:: PROVIDED DATA

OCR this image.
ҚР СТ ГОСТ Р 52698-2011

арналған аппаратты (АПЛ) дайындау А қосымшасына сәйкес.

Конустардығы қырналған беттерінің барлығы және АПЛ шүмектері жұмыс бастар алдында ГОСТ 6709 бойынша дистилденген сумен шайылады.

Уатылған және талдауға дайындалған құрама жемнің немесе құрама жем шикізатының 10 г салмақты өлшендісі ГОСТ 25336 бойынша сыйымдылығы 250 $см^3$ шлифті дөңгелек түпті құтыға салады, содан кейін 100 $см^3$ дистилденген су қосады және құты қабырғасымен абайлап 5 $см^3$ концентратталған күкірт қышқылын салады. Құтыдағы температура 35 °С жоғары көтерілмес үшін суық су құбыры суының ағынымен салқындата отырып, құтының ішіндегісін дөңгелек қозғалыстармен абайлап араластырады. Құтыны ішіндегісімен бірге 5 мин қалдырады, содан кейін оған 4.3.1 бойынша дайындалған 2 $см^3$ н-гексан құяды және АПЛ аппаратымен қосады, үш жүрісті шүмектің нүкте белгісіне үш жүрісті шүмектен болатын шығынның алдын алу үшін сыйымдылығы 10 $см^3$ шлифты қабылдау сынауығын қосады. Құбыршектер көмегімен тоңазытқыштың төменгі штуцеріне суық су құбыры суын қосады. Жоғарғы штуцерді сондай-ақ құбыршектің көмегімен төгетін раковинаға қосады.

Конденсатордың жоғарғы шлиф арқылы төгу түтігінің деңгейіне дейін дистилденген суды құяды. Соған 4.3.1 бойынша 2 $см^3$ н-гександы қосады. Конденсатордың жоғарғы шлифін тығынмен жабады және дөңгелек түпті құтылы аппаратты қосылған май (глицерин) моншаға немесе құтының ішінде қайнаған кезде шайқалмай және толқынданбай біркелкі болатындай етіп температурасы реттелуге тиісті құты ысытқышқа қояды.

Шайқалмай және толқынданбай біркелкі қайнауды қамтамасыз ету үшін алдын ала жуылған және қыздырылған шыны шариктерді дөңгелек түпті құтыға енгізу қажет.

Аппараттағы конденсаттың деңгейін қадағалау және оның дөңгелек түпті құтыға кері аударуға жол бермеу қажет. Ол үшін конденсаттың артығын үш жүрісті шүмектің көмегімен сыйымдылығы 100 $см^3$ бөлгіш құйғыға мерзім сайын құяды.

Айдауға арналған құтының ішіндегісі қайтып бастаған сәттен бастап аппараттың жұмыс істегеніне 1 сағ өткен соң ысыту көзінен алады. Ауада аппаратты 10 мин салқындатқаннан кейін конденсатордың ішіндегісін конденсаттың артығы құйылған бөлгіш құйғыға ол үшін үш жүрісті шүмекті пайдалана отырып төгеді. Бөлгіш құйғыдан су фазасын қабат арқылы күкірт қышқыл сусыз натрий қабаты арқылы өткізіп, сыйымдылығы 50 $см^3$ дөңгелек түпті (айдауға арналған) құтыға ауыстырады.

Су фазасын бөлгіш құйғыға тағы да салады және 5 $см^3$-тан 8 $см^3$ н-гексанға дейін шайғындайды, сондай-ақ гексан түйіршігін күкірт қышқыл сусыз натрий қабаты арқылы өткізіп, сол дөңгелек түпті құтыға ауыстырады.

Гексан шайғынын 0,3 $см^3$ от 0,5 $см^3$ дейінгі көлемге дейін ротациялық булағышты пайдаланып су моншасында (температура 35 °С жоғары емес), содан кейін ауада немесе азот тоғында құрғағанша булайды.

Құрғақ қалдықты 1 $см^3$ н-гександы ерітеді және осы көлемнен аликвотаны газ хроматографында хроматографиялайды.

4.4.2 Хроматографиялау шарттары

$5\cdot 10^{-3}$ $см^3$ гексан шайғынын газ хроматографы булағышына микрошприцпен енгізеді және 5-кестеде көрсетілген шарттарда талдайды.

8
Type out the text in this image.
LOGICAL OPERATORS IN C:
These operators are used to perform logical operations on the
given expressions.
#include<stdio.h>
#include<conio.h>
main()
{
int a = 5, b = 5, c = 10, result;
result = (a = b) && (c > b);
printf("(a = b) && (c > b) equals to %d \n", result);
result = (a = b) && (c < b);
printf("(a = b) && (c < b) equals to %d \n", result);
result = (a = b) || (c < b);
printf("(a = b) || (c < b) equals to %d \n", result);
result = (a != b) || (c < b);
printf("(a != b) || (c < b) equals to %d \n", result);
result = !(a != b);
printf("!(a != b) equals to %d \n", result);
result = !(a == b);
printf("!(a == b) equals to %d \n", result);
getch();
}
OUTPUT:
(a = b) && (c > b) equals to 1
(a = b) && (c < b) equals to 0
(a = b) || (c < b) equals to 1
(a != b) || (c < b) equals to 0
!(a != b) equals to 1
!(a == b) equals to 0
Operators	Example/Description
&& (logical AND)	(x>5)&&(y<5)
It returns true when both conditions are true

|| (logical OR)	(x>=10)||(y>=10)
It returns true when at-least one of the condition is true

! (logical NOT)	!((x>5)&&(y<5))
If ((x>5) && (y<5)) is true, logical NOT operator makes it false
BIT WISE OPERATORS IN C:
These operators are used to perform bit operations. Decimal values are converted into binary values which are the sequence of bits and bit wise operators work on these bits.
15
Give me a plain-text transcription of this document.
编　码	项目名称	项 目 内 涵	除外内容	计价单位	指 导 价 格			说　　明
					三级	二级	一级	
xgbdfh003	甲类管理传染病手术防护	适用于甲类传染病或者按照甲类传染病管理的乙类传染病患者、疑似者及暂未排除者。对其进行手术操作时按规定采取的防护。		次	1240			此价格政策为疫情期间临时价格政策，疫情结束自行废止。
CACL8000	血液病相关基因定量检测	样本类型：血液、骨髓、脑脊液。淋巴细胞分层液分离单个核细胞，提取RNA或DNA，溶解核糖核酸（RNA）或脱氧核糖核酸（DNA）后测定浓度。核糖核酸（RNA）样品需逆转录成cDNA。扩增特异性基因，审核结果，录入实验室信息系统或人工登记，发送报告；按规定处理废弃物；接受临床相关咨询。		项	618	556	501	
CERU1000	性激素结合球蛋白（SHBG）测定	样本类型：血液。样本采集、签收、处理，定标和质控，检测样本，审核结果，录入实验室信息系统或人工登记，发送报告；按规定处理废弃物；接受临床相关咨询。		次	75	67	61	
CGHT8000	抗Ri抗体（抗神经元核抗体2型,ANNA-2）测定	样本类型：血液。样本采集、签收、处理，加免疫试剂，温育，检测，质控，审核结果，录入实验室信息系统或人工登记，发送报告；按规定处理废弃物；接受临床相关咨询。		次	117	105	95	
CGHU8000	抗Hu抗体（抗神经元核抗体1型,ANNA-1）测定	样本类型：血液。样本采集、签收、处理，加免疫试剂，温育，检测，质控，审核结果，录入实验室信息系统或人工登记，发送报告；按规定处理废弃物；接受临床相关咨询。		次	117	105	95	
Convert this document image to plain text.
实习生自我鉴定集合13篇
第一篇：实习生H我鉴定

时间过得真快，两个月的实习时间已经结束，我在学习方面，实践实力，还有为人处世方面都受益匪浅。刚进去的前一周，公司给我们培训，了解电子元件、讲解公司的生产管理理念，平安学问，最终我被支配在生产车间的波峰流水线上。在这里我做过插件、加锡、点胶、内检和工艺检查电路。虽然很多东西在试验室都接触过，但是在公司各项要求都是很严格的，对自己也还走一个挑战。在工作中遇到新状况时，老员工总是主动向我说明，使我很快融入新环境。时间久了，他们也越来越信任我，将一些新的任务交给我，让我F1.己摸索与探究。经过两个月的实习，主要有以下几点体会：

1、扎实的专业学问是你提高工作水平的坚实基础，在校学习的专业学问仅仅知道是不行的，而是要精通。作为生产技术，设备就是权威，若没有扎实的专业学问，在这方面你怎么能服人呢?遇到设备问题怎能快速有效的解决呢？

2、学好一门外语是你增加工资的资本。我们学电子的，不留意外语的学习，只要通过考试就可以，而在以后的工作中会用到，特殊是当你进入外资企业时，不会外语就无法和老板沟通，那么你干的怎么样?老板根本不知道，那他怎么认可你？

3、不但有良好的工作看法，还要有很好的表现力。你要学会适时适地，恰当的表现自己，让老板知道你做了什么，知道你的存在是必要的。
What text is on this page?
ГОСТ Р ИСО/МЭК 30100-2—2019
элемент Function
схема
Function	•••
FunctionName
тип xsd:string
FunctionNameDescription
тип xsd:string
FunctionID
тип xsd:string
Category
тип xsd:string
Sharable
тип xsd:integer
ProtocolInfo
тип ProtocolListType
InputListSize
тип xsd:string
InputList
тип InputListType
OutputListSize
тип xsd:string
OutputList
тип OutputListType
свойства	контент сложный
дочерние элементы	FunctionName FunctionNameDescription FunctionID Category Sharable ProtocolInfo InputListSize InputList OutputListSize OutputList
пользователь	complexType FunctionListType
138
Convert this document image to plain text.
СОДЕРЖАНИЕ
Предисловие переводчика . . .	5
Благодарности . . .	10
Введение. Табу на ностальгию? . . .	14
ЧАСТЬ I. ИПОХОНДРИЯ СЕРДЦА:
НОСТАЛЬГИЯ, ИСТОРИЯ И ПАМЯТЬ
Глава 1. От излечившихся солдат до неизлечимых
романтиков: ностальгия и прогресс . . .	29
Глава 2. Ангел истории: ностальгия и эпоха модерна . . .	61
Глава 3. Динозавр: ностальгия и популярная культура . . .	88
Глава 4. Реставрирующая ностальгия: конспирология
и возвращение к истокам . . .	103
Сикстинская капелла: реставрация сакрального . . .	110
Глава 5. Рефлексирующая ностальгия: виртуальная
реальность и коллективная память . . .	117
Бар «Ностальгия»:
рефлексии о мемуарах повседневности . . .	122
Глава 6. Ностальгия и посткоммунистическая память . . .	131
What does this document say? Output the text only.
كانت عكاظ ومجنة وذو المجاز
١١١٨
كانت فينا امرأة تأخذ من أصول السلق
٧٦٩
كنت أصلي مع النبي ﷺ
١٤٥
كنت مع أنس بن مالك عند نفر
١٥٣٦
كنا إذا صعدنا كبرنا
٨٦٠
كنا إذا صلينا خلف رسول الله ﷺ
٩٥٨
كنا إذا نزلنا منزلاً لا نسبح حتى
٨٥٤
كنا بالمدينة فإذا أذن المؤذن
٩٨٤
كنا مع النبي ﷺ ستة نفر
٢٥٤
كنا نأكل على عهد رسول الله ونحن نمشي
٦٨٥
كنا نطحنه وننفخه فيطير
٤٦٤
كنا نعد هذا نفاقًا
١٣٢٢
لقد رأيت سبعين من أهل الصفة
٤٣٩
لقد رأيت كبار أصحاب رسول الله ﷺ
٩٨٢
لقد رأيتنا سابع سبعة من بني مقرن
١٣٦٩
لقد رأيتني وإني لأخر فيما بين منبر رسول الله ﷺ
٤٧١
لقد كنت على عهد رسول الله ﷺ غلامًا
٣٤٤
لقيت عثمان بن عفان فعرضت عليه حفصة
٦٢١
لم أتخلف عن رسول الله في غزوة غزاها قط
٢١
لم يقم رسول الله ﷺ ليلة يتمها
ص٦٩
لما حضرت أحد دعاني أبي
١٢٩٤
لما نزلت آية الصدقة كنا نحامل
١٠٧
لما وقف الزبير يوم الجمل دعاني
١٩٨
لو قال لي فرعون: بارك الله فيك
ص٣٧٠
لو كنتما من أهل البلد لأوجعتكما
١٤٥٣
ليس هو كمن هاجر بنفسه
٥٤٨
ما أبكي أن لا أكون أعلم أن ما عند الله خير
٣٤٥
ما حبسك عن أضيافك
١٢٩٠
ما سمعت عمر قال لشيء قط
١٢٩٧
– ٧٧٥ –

::::

The word "InputListSize" may turn up on some lines of these records; say how many, with no other words.

### COMPLETE RESPONSE
2